What is needed – Report the number of lines in these entries that contain "pairs". Write only the number.

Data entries
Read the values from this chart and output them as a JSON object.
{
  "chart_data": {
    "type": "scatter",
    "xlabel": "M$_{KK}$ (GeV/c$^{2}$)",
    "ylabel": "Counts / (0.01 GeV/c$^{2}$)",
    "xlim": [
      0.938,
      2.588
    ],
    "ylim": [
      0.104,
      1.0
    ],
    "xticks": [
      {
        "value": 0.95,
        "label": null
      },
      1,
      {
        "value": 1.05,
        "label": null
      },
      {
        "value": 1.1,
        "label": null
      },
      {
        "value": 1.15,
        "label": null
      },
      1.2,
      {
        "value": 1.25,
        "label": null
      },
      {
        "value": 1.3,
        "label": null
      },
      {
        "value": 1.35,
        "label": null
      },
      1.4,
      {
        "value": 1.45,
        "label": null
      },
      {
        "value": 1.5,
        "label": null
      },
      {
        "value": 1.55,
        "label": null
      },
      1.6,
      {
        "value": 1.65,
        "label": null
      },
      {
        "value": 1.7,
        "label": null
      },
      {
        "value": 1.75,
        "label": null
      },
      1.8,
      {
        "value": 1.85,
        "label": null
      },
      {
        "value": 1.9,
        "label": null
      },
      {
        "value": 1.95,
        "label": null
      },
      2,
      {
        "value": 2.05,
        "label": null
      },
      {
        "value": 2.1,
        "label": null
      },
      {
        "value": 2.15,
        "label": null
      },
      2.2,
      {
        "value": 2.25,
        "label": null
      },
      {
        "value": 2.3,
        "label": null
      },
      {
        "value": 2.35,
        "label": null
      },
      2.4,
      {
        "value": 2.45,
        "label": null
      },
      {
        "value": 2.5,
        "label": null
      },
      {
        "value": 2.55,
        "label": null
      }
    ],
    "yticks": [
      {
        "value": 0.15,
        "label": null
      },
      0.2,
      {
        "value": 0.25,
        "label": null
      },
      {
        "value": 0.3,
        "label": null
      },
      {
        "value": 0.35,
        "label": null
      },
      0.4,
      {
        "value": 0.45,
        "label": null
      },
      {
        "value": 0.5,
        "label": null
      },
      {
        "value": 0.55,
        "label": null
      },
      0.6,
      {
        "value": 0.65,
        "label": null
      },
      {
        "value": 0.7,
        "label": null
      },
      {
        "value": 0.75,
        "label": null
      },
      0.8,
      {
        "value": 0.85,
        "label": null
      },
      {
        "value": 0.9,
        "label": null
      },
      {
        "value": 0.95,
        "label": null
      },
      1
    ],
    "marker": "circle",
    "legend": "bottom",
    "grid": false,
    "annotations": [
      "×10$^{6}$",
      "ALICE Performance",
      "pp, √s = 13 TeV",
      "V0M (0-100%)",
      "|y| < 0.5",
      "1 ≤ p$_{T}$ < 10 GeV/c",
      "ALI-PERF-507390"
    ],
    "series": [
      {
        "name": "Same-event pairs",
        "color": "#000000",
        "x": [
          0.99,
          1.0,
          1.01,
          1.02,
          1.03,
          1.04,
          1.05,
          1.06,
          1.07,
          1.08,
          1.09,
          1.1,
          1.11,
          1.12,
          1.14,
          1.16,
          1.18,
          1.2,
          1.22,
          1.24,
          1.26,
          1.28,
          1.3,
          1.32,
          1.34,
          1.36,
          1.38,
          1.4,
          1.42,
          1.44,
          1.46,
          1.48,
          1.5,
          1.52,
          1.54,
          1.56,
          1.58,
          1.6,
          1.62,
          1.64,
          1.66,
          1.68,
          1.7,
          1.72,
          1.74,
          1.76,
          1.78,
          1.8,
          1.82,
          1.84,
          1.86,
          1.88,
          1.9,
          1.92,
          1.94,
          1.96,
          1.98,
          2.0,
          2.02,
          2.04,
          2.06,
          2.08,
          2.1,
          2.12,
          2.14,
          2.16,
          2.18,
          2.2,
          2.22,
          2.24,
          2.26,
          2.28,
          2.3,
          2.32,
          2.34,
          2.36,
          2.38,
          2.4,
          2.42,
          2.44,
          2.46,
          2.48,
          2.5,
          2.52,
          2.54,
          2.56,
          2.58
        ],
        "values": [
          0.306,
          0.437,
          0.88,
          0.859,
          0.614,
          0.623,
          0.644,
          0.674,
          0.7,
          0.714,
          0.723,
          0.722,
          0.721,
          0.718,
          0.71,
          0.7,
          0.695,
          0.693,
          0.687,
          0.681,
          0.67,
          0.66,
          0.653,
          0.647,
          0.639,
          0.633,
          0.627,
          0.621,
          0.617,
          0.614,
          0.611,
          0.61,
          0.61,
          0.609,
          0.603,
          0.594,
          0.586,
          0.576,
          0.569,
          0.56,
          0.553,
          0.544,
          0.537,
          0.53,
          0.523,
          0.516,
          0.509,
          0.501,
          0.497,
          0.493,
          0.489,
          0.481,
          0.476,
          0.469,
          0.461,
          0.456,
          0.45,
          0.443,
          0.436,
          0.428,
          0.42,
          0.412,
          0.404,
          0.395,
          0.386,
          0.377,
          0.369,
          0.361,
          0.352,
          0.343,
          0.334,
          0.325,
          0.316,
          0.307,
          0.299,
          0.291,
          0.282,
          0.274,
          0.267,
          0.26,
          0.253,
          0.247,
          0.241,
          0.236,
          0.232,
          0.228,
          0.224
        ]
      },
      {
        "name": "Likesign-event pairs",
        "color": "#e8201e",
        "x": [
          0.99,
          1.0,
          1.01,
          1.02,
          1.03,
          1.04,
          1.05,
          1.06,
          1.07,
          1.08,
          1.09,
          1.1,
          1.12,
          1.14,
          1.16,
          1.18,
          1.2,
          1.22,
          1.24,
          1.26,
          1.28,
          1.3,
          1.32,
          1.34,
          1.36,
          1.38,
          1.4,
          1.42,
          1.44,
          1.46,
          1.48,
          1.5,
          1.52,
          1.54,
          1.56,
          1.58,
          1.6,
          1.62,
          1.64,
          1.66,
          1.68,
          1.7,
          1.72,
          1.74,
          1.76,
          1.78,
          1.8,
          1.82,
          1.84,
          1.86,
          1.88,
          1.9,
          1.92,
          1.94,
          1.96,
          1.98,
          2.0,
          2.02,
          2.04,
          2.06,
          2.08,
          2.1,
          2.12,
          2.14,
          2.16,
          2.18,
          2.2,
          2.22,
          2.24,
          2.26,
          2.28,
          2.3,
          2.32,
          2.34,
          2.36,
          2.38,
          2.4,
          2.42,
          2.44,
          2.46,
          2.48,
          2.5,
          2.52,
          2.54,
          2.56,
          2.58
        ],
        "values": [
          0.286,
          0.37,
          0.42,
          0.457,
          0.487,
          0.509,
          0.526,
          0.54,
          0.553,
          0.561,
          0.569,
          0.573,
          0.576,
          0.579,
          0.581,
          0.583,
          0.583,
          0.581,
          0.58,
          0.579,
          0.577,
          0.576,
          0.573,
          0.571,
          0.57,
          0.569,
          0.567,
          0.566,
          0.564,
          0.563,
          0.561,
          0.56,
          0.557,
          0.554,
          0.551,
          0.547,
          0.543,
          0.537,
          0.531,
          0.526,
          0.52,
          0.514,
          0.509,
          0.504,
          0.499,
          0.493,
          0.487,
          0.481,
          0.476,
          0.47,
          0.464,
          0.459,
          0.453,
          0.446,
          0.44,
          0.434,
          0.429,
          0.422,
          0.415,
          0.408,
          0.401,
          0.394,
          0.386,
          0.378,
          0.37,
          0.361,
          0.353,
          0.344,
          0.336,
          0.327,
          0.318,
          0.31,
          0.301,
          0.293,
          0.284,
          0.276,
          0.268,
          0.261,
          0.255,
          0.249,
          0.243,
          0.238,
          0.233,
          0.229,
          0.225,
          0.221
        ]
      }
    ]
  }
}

Output of the exercise – 2